:: Exercise requirements ::
[1] List the things that, according to the memorial passage, carried no weight with her.
[2] Reproduce the memorial passage word for word from "Her courage was" to "vouchsafed to it.".

:: Passage shown ::
==*==

Her courage was not merely intellectual. I remember well her resolute rebuke, spoken in the street, to the leader of one of the Sunday mobs of 1861,--so stern, brief, and pungent that it left him dumb. She was among the first to welcome John Brown. While anti-slavery senators and governors excused him as a “madman,” and leading reformers smiled pityingly on the “fanatic,” her sword leapt from its scabbard in his defence. While it yet hung in the balance whether the nation should acknowledge its prophet or crucify him, she asked to share his prison, and with brave appeal stirred the land to see the prophet vouchsafed to it.

She had much of that marvellous power which disinterestedness always gives. We felt that neither fame, nor gain, nor danger, nor calumny had any weight with her; that she sought honestly to act out her thought; obeyed the rule,--

Go put your creed
Into your deed;

[268] was ready to die for a principle and starve for an idea; nor think to claim any merit for it! What measureless power this has! With what hooks of steel this binds men to one! A dear lovable woman, welcome at a sick bedside ; as much in place there as when facing an angry nation; contented in the home she made; the loyal friend ; such ingenuity in devising ways to help you; the stalwart fidelity of friendship, rare in these easy going, half-and-half, non-committal days; such friendship as allowed no word of disparagement, no doubt of a friend's worth, to insult her presence. A wise counsellor, one who made your troubles hers and pondered thoughtfully before she spoke her hearty word : we feel we have lost one who would have stood by us in trouble, a shield. She was the kind of woman one would choose to represent woman's entrance into broader life. Modest, womanly, simple, sincere, solid, real, loyal; to be trusted; equal to affairs and yet above them; mother-wit ripened by careful training, and enriched with the lore of ages; a companion with the pass-word of every science and all literatures; a hand ready for fireside help and a mystic loving to wander on the edge of the actual, reaching out and up into the infinite and the unfathomable ; so that life was lifted to romance, to heroism and the loftiest faith. May we also have a faith that is almost sight. How joyful to remember, dear friend, your last counsel, the words you thought spirit hands had traced for your epitaph: “You think us dead. We are not dead; we are the living.”

==*==

(Element region listings)
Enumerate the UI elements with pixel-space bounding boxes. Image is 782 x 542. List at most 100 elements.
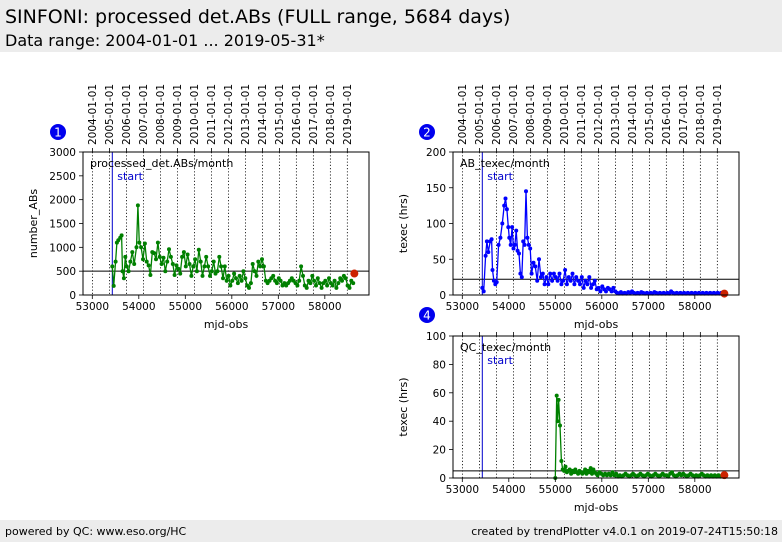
data-point [557,271,562,276]
data-point [295,283,300,288]
y-tick-label: 60 [433,388,446,400]
data-point [596,285,601,290]
data-point [254,273,259,278]
data-point [152,251,157,256]
data-point [256,259,261,264]
y-axis-label: texec (hrs) [397,194,410,253]
data-point [208,273,212,278]
data-point [511,246,516,251]
data-point [578,282,582,287]
data-point [568,278,573,283]
data-point [544,275,549,280]
data-point [315,276,320,281]
x-tick-label: 56000 [585,484,618,496]
data-point [310,273,315,278]
year-tick-label: 2017-01-01 [308,84,320,145]
year-tick-label: 2019-01-01 [342,84,354,145]
data-point [506,225,511,230]
data-point [258,264,263,269]
data-point [206,264,211,269]
data-point [490,268,495,272]
data-point [336,281,341,286]
data-point [585,282,590,287]
data-point [554,393,559,398]
data-point [193,257,198,262]
data-point [519,275,524,280]
y-tick-label: 100 [426,219,446,231]
data-point [570,271,575,276]
data-point [144,259,149,264]
data-point [548,271,553,276]
year-tick-label: 2010-01-01 [559,84,571,145]
data-point [327,276,331,281]
year-tick-label: 2019-01-01 [712,84,724,145]
year-tick-label: 2006-01-01 [121,84,133,145]
x-tick-label: 54000 [492,301,525,313]
data-point [180,254,185,259]
year-tick-label: 2015-01-01 [274,84,286,145]
data-point [139,245,144,250]
data-point [334,285,339,290]
data-point [500,221,505,226]
data-point [215,269,220,274]
y-tick-label: 3000 [49,147,76,159]
y-tick-label: 200 [426,147,446,159]
data-point [522,242,527,247]
data-point [546,282,551,287]
year-tick-label: 2006-01-01 [491,84,503,145]
data-point [161,255,166,260]
data-point [535,278,540,283]
data-point [559,459,564,463]
data-point [157,254,162,259]
data-point [332,278,337,283]
year-tick-label: 2014-01-01 [257,84,269,145]
data-point [514,228,519,233]
footer-powered-by: powered by QC: www.eso.org/HC [5,525,187,538]
data-point [507,235,512,240]
data-point [155,240,160,245]
year-tick-label: 2011-01-01 [576,84,588,145]
data-point [574,275,579,280]
data-point [340,278,344,283]
x-tick-label: 57000 [262,301,295,313]
data-point [319,285,324,290]
x-tick-label: 55000 [169,301,202,313]
panel-badge-number: 2 [423,126,431,140]
data-point [167,247,171,252]
year-tick-label: 2010-01-01 [189,84,201,145]
data-point [610,470,615,475]
year-tick-label: 2007-01-01 [508,84,520,145]
chart-annotation: processed_det.ABs/month [90,157,233,170]
x-tick-label: 55000 [539,484,572,496]
panel-badge-number: 1 [54,126,62,140]
data-point [130,250,135,255]
data-point [550,278,555,283]
data-point [529,271,534,276]
data-point [299,264,304,269]
start-label: start [487,354,513,367]
data-point [583,278,588,283]
y-tick-label: 80 [433,359,446,371]
data-point [494,280,499,285]
data-point [120,269,125,274]
data-point [551,271,556,276]
data-point [325,283,330,288]
data-point [614,471,619,476]
footer-created-by: created by trendPlotter v4.0.1 on 2019-0… [471,525,778,538]
data-point [524,189,528,194]
y-tick-label: 20 [433,445,446,457]
data-point [202,264,207,269]
data-point [483,253,488,258]
data-point [561,278,566,283]
x-tick-label: 53000 [76,301,109,313]
y-tick-label: 100 [426,331,446,343]
y-tick-label: 1000 [49,242,76,254]
data-point [600,284,605,289]
y-tick-label: 2500 [49,171,76,183]
data-point [591,282,595,287]
year-tick-label: 2015-01-01 [644,84,656,145]
year-tick-label: 2013-01-01 [240,84,252,145]
data-point [343,276,348,281]
data-range-subtitle: Data range: 2004-01-01 ... 2019-05-31* [5,31,325,50]
y-axis-label: texec (hrs) [397,377,410,436]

==*==

:: Responses in order ::
[1] fame, gain, danger, calumny

[2]
Her courage was not merely intellectual. I remember well her resolute rebuke, spoken in the street, to the leader of one of the Sunday mobs of 1861,--so stern, brief, and pungent that it left him dumb. She was among the first to welcome John Brown. While anti-slavery senators and governors excused him as a “madman,” and leading reformers smiled pityingly on the “fanatic,” her sword leapt from its scabbard in his defence. While it yet hung in the balance whether the nation should acknowledge its prophet or crucify him, she asked to share his prison, and with brave appeal stirred the land to see the prophet vouchsafed to it.